> **Material for this exercise**
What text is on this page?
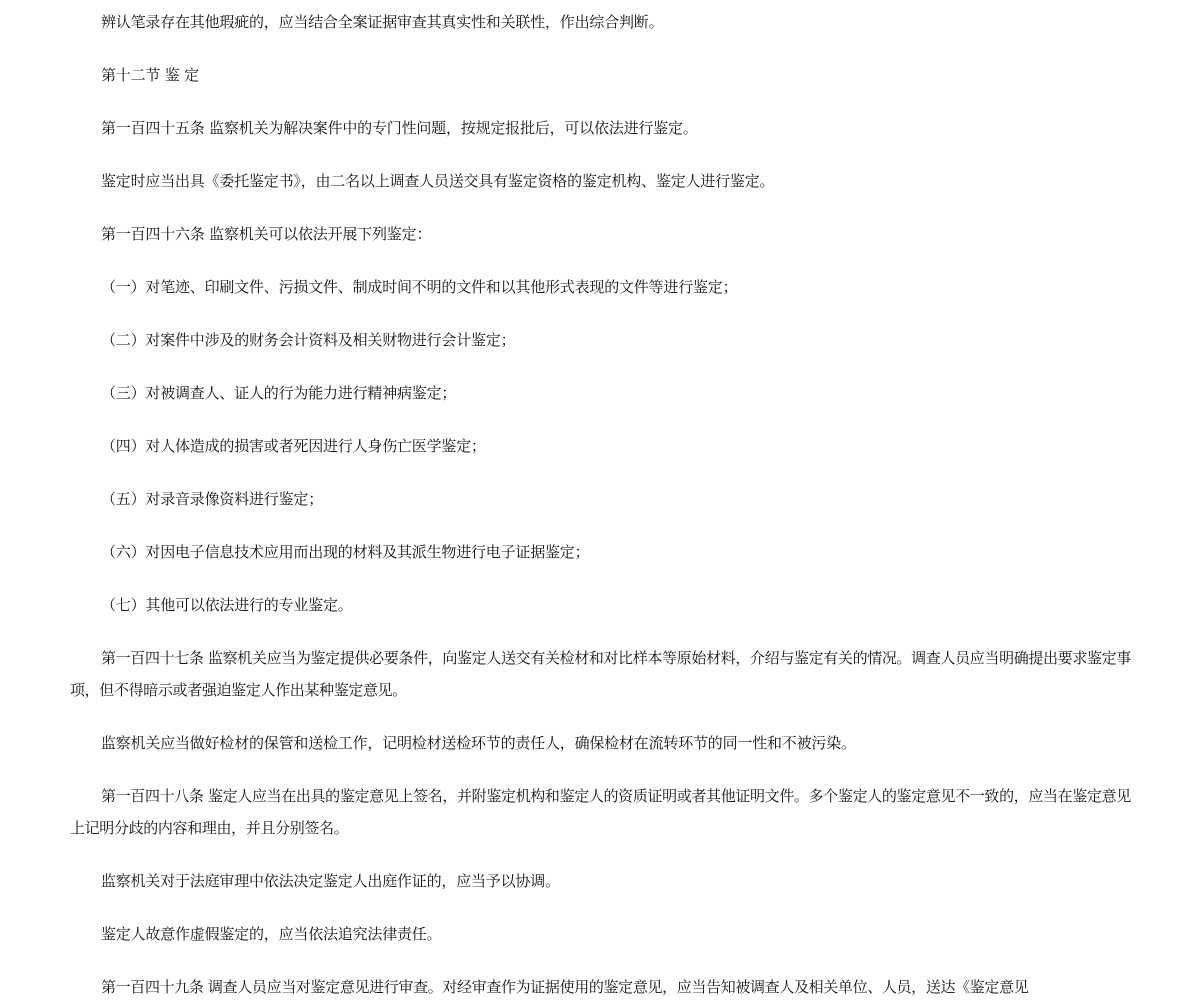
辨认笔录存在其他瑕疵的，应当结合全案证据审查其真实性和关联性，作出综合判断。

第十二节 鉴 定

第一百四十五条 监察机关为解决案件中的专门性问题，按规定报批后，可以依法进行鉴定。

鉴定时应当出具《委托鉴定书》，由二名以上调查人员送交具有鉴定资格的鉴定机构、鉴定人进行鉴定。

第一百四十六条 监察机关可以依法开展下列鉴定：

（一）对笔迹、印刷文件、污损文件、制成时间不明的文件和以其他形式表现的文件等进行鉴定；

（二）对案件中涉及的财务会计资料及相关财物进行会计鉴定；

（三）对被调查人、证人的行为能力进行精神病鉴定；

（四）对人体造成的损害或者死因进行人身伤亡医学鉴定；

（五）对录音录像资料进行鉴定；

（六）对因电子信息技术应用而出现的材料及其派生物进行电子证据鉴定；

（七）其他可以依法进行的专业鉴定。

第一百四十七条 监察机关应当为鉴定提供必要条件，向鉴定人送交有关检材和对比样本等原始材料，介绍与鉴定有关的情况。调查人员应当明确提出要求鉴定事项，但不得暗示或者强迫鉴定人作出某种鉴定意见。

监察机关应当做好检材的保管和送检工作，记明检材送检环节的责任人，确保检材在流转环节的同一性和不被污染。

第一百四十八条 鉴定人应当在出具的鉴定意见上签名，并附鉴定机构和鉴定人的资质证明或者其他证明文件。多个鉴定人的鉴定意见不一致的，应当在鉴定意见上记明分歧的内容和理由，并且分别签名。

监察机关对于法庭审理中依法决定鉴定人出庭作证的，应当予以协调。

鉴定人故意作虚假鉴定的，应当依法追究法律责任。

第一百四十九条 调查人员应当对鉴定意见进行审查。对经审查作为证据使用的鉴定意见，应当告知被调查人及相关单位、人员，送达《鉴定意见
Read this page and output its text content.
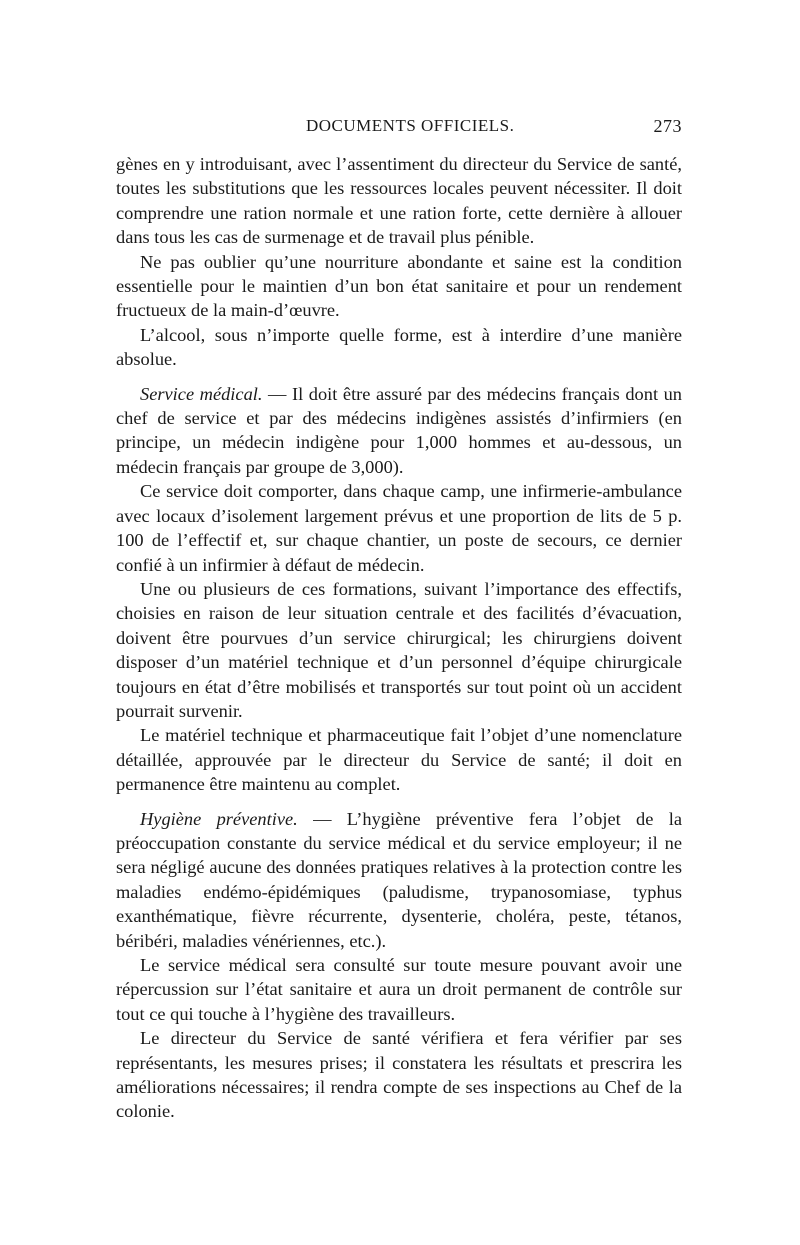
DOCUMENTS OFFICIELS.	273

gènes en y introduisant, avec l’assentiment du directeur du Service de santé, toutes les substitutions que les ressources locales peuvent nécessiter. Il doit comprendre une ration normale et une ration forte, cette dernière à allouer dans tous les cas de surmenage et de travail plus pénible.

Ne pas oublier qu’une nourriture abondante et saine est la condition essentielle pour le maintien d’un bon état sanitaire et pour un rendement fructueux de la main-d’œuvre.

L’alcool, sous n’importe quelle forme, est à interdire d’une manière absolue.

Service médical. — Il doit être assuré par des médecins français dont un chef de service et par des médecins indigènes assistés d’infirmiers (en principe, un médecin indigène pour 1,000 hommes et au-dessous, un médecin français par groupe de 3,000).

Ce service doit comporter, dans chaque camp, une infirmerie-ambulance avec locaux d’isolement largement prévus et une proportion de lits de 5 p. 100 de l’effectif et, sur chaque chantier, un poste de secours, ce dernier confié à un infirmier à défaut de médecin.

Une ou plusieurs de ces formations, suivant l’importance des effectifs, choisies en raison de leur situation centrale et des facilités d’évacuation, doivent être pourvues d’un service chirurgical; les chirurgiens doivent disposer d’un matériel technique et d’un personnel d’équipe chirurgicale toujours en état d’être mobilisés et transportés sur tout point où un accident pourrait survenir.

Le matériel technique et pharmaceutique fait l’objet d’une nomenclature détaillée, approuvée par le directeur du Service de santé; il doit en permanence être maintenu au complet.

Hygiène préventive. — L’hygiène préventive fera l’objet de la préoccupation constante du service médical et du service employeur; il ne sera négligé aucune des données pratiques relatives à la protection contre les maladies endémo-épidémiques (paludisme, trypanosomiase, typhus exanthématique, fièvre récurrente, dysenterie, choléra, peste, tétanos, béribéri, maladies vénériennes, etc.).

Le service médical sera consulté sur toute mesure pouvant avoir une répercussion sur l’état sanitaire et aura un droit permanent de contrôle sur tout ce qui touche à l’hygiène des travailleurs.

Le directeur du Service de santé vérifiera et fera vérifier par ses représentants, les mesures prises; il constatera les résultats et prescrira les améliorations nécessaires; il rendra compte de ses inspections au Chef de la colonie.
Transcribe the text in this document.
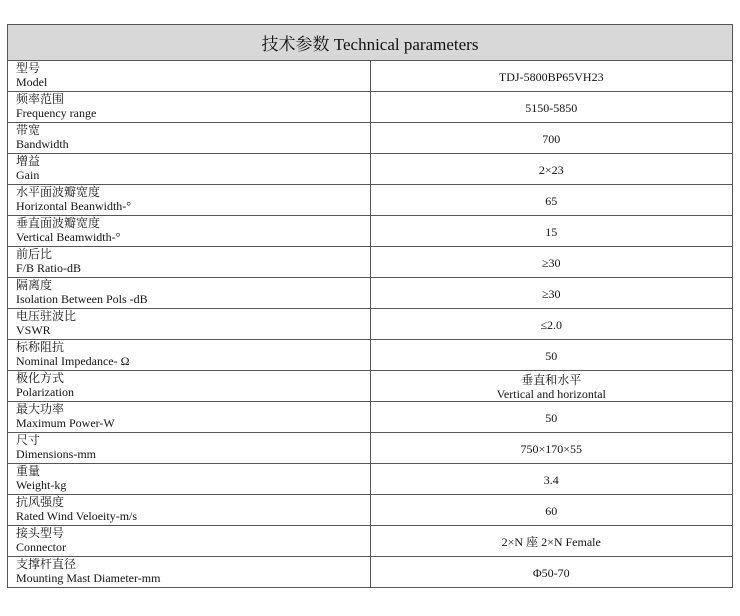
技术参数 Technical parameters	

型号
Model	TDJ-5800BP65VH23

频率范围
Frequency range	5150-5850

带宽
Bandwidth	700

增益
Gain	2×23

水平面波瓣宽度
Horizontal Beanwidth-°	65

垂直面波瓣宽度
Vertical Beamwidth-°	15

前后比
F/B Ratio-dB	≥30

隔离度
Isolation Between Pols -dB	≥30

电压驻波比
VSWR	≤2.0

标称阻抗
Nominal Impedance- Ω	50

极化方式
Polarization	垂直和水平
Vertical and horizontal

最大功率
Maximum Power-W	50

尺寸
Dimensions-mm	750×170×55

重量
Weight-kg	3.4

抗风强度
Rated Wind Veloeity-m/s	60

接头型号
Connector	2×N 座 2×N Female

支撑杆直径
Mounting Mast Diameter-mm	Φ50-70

> **Task directions**
Which lines contain "matériel"? Copy each of them out.

> **Solution to this problem**
Une ou plusieurs de ces formations, suivant l’importance des effectifs, choisies en raison de leur situation centrale et des facilités d’évacuation, doivent être pourvues d’un service chirurgical; les chirurgiens doivent disposer d’un matériel technique et d’un personnel d’équipe chirurgicale toujours en état d’être mobilisés et transportés sur tout point où un accident pourrait survenir.
Le matériel technique et pharmaceutique fait l’objet d’une nomenclature détaillée, approuvée par le directeur du Service de santé; il doit en permanence être maintenu au complet.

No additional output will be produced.